What you will do — Copy the records below exactly, leaving out every picture.

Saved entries
## Begin

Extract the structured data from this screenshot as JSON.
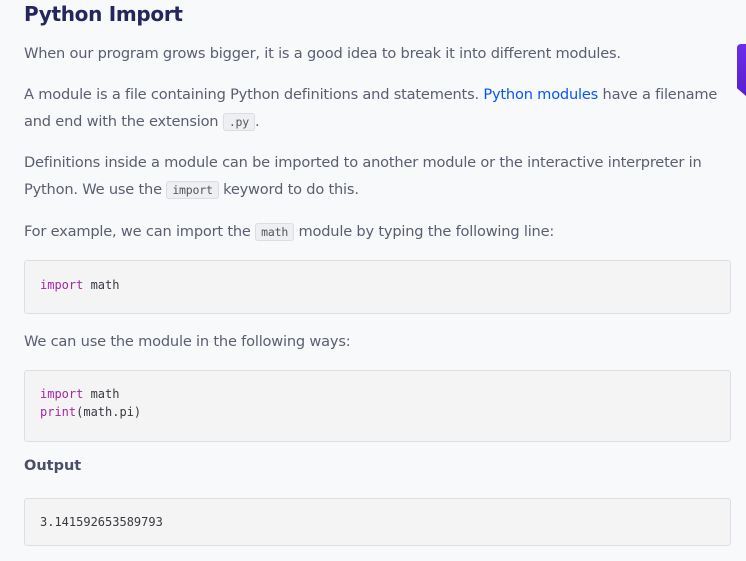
{
  "title": "Python Import",
  "p1": "When our program grows bigger, it is a good idea to break it into different modules.",
  "p2": {
    "a": "A module is a file containing Python definitions and statements. ",
    "link": "Python modules",
    "b": " have a filename and end with the extension ",
    "code": ".py",
    "c": "."
  },
  "p3": {
    "a": "Definitions inside a module can be imported to another module or the interactive interpreter in Python. We use the ",
    "code": "import",
    "b": " keyword to do this."
  },
  "p4": {
    "a": "For example, we can import the ",
    "code": "math",
    "b": " module by typing the following line:"
  },
  "code1": {
    "kw": "import",
    "rest": " math"
  },
  "p5": "We can use the module in the following ways:",
  "code2": {
    "l1kw": "import",
    "l1rest": " math",
    "l2fn": "print",
    "l2rest": "(math.pi)"
  },
  "output_heading": "Output",
  "output": "3.141592653589793",
  "colors": {
    "accent_link": "#0556f3",
    "keyword": "#a626a4",
    "tab": "#6a2ee8"
  }
}
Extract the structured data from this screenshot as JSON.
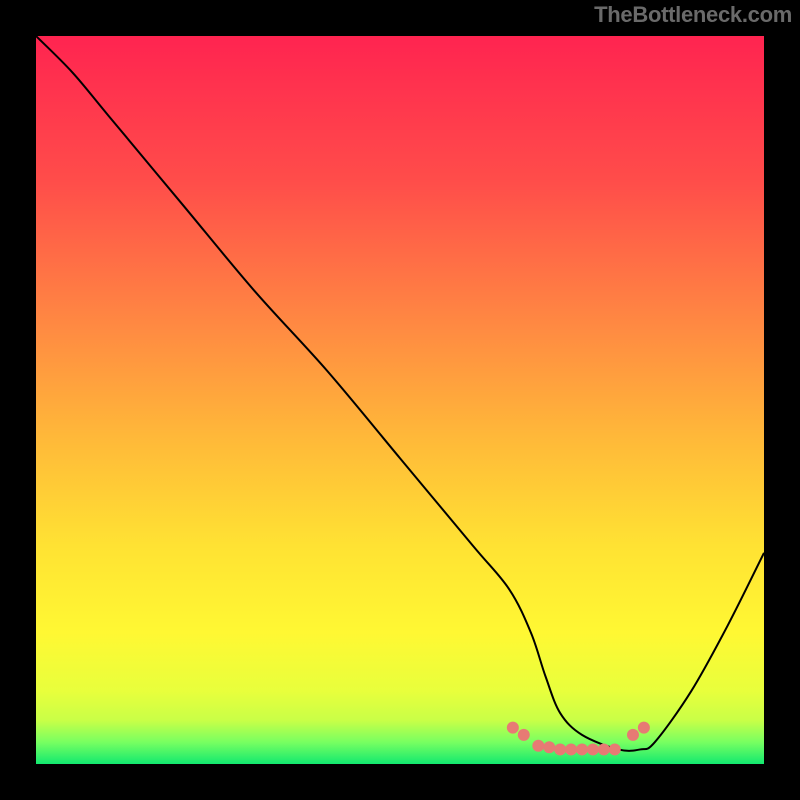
{
  "attribution": "TheBottleneck.com",
  "chart_data": {
    "type": "line",
    "title": "",
    "xlabel": "",
    "ylabel": "",
    "xlim": [
      0,
      100
    ],
    "ylim": [
      0,
      100
    ],
    "series": [
      {
        "name": "curve",
        "x": [
          0,
          5,
          10,
          20,
          30,
          40,
          50,
          60,
          65,
          68,
          70,
          72,
          75,
          80,
          83,
          85,
          90,
          95,
          100
        ],
        "y": [
          100,
          95,
          89,
          77,
          65,
          54,
          42,
          30,
          24,
          18,
          12,
          7,
          4,
          2,
          2,
          3,
          10,
          19,
          29
        ]
      }
    ],
    "dots": {
      "name": "sweet-spot",
      "color": "#e77a74",
      "points": [
        {
          "x": 65.5,
          "y": 5.0
        },
        {
          "x": 67.0,
          "y": 4.0
        },
        {
          "x": 69.0,
          "y": 2.5
        },
        {
          "x": 70.5,
          "y": 2.3
        },
        {
          "x": 72.0,
          "y": 2.0
        },
        {
          "x": 73.5,
          "y": 2.0
        },
        {
          "x": 75.0,
          "y": 2.0
        },
        {
          "x": 76.5,
          "y": 2.0
        },
        {
          "x": 78.0,
          "y": 2.0
        },
        {
          "x": 79.5,
          "y": 2.0
        },
        {
          "x": 82.0,
          "y": 4.0
        },
        {
          "x": 83.5,
          "y": 5.0
        }
      ]
    },
    "gradient_stops": [
      {
        "offset": 0.0,
        "color": "#ff2450"
      },
      {
        "offset": 0.2,
        "color": "#ff4d4a"
      },
      {
        "offset": 0.4,
        "color": "#ff8a42"
      },
      {
        "offset": 0.55,
        "color": "#ffb839"
      },
      {
        "offset": 0.7,
        "color": "#ffe233"
      },
      {
        "offset": 0.82,
        "color": "#fff833"
      },
      {
        "offset": 0.9,
        "color": "#e8ff3c"
      },
      {
        "offset": 0.94,
        "color": "#c9ff47"
      },
      {
        "offset": 0.97,
        "color": "#78ff61"
      },
      {
        "offset": 1.0,
        "color": "#12e96f"
      }
    ]
  }
}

## End

The output —
Extract the structured data from this screenshot as JSON.
{
  "title": "Python Import",
  "p1": "When our program grows bigger, it is a good idea to break it into different modules.",
  "p2": {
    "a": "A module is a file containing Python definitions and statements. ",
    "link": "Python modules",
    "b": " have a filename and end with the extension ",
    "code": ".py",
    "c": "."
  },
  "p3": {
    "a": "Definitions inside a module can be imported to another module or the interactive interpreter in Python. We use the ",
    "code": "import",
    "b": " keyword to do this."
  },
  "p4": {
    "a": "For example, we can import the ",
    "code": "math",
    "b": " module by typing the following line:"
  },
  "code1": {
    "kw": "import",
    "rest": " math"
  },
  "p5": "We can use the module in the following ways:",
  "code2": {
    "l1kw": "import",
    "l1rest": " math",
    "l2fn": "print",
    "l2rest": "(math.pi)"
  },
  "output_heading": "Output",
  "output": "3.141592653589793",
  "colors": {
    "accent_link": "#0556f3",
    "keyword": "#a626a4",
    "tab": "#6a2ee8"
  }
}
Extract the structured data from this screenshot as JSON.
{
  "attribution": "TheBottleneck.com",
  "chart_data": {
    "type": "line",
    "title": "",
    "xlabel": "",
    "ylabel": "",
    "xlim": [
      0,
      100
    ],
    "ylim": [
      0,
      100
    ],
    "series": [
      {
        "name": "curve",
        "x": [
          0,
          5,
          10,
          20,
          30,
          40,
          50,
          60,
          65,
          68,
          70,
          72,
          75,
          80,
          83,
          85,
          90,
          95,
          100
        ],
        "y": [
          100,
          95,
          89,
          77,
          65,
          54,
          42,
          30,
          24,
          18,
          12,
          7,
          4,
          2,
          2,
          3,
          10,
          19,
          29
        ]
      }
    ],
    "dots": {
      "name": "sweet-spot",
      "color": "#e77a74",
      "points": [
        {
          "x": 65.5,
          "y": 5.0
        },
        {
          "x": 67.0,
          "y": 4.0
        },
        {
          "x": 69.0,
          "y": 2.5
        },
        {
          "x": 70.5,
          "y": 2.3
        },
        {
          "x": 72.0,
          "y": 2.0
        },
        {
          "x": 73.5,
          "y": 2.0
        },
        {
          "x": 75.0,
          "y": 2.0
        },
        {
          "x": 76.5,
          "y": 2.0
        },
        {
          "x": 78.0,
          "y": 2.0
        },
        {
          "x": 79.5,
          "y": 2.0
        },
        {
          "x": 82.0,
          "y": 4.0
        },
        {
          "x": 83.5,
          "y": 5.0
        }
      ]
    },
    "gradient_stops": [
      {
        "offset": 0.0,
        "color": "#ff2450"
      },
      {
        "offset": 0.2,
        "color": "#ff4d4a"
      },
      {
        "offset": 0.4,
        "color": "#ff8a42"
      },
      {
        "offset": 0.55,
        "color": "#ffb839"
      },
      {
        "offset": 0.7,
        "color": "#ffe233"
      },
      {
        "offset": 0.82,
        "color": "#fff833"
      },
      {
        "offset": 0.9,
        "color": "#e8ff3c"
      },
      {
        "offset": 0.94,
        "color": "#c9ff47"
      },
      {
        "offset": 0.97,
        "color": "#78ff61"
      },
      {
        "offset": 1.0,
        "color": "#12e96f"
      }
    ]
  }
}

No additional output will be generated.